• Task goal: Show each line that has the string "core" in it.

* * * * * * * * *

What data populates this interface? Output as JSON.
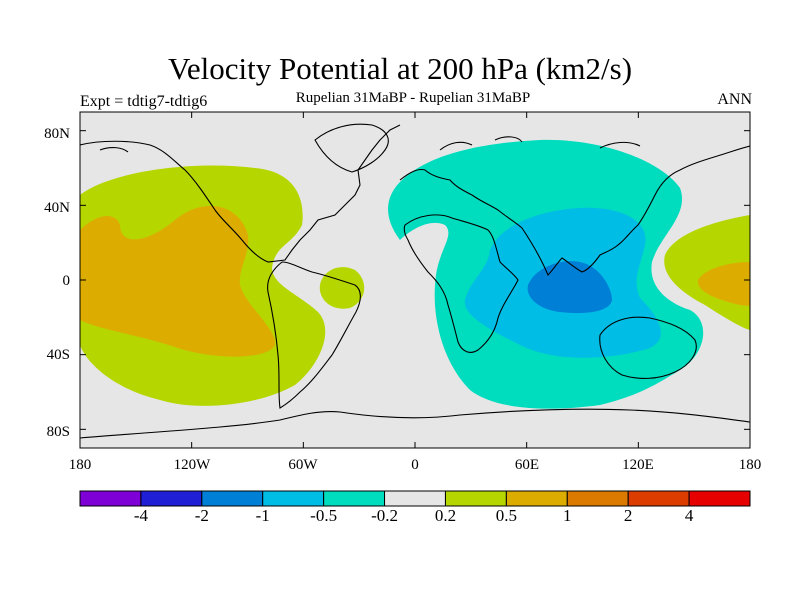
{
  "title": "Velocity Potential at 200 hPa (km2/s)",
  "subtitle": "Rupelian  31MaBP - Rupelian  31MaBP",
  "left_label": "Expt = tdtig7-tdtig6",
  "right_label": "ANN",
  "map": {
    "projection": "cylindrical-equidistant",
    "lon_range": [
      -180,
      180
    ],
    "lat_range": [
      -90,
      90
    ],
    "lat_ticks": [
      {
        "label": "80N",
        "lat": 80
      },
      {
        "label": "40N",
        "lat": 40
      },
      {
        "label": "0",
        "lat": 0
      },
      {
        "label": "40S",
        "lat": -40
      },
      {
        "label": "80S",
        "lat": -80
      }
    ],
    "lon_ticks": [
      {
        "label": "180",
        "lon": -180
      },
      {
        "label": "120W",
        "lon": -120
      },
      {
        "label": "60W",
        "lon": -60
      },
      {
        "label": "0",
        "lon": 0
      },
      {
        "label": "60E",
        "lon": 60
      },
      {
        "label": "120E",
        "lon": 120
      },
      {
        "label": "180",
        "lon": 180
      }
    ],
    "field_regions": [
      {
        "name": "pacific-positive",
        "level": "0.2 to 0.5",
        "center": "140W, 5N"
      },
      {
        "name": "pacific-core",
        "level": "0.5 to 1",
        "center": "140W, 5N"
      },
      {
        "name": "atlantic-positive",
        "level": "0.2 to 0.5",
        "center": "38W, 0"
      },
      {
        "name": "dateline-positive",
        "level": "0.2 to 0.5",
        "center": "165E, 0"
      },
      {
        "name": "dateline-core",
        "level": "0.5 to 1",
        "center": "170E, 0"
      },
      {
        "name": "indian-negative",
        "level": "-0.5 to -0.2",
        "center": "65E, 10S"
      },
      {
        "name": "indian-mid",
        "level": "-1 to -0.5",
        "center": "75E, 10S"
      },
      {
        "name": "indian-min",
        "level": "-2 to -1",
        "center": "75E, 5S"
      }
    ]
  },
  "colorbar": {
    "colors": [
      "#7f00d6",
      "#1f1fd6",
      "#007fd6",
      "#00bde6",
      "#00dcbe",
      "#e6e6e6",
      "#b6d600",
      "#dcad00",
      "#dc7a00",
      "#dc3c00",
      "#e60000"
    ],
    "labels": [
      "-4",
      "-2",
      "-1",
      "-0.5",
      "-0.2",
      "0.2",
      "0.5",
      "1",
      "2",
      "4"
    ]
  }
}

* * * * * * * * *

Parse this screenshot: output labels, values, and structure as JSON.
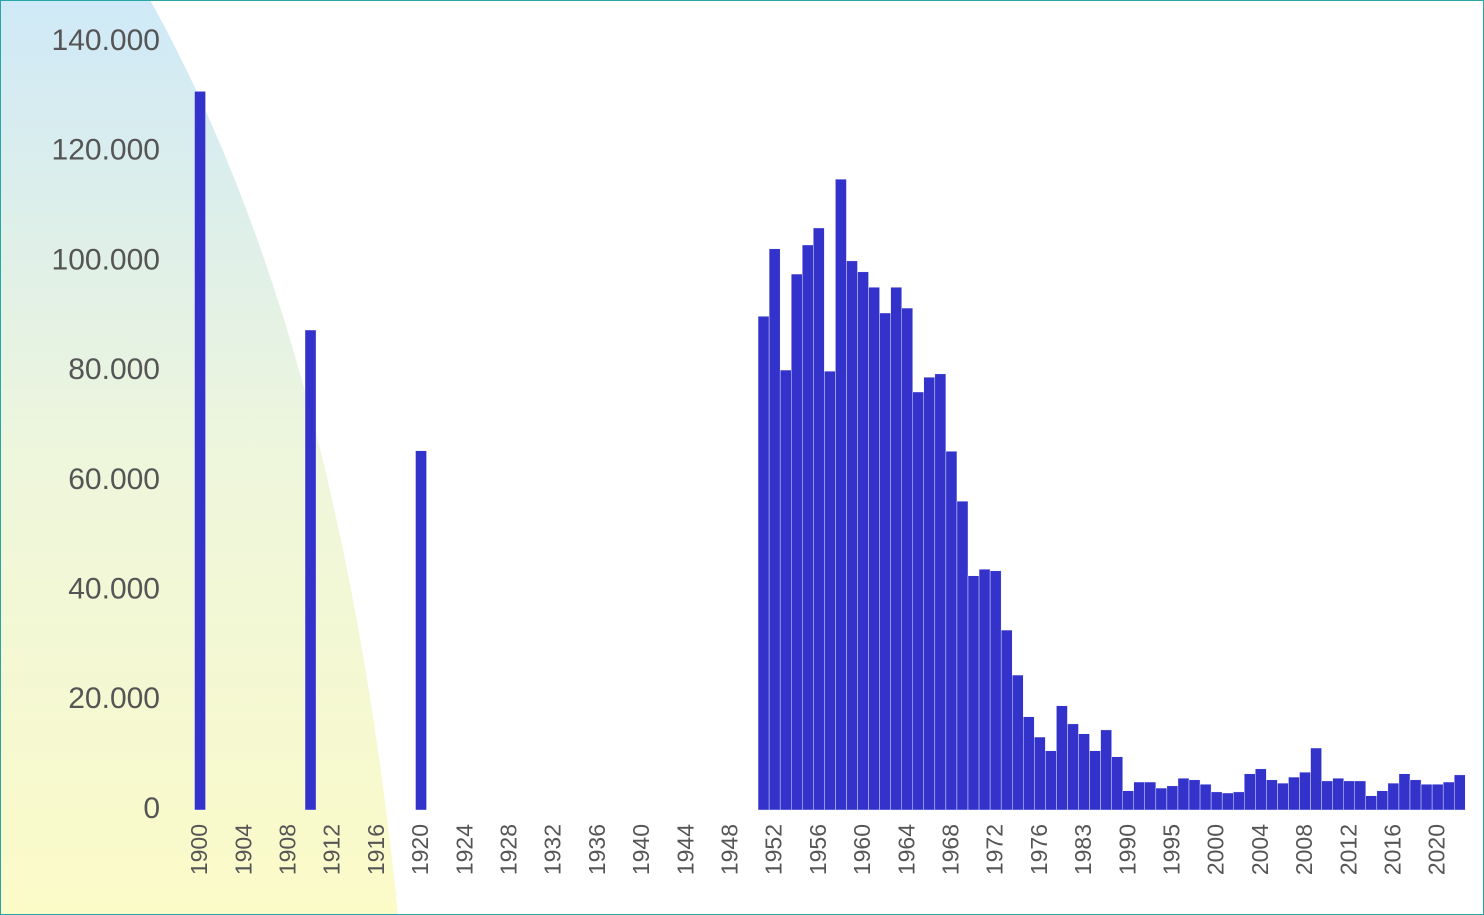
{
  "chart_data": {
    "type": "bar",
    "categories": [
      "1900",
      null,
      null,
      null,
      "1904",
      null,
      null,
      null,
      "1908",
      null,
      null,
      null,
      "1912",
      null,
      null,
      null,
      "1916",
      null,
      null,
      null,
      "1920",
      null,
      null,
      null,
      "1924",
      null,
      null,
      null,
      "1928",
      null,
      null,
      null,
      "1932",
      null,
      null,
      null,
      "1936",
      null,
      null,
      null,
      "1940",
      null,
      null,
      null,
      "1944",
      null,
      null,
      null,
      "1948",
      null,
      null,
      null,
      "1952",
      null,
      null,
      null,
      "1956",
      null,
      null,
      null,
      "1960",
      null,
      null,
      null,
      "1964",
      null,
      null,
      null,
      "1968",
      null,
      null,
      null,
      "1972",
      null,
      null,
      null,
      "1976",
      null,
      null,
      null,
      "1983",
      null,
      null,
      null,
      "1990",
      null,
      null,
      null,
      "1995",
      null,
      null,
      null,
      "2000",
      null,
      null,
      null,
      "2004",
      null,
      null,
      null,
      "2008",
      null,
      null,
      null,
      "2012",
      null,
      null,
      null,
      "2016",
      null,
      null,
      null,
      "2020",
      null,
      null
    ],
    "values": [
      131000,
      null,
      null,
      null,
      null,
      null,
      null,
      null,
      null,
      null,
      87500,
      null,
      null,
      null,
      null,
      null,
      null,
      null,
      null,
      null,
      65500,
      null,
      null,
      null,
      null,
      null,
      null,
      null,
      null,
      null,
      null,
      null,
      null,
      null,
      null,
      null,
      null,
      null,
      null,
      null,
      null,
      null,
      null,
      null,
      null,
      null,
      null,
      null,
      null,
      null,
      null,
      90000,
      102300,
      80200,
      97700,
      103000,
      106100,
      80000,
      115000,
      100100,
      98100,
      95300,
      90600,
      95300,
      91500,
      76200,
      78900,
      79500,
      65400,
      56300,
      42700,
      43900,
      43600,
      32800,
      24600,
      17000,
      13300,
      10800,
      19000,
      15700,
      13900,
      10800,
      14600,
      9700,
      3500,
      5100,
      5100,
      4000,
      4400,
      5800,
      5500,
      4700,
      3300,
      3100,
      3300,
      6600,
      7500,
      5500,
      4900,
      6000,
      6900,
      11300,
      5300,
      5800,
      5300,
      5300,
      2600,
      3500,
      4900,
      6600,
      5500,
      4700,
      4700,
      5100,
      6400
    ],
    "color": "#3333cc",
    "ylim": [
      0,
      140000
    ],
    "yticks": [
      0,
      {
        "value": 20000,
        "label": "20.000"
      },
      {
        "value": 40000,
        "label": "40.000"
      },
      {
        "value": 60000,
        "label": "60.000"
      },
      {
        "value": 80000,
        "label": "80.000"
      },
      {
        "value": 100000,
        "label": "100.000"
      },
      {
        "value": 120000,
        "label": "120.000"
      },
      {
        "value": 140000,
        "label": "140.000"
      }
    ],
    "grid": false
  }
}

* * * * * * * * *

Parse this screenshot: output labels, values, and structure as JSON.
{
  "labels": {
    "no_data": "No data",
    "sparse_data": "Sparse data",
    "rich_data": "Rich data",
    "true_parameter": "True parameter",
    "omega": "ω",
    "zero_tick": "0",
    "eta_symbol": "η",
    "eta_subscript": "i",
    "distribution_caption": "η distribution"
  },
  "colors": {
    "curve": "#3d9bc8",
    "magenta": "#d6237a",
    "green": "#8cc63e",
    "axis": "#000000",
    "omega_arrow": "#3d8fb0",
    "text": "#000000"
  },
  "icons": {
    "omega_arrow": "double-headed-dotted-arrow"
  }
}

* * * * * * * * *

• Full solution:
        "name": "pacific-core",
        "name": "dateline-core",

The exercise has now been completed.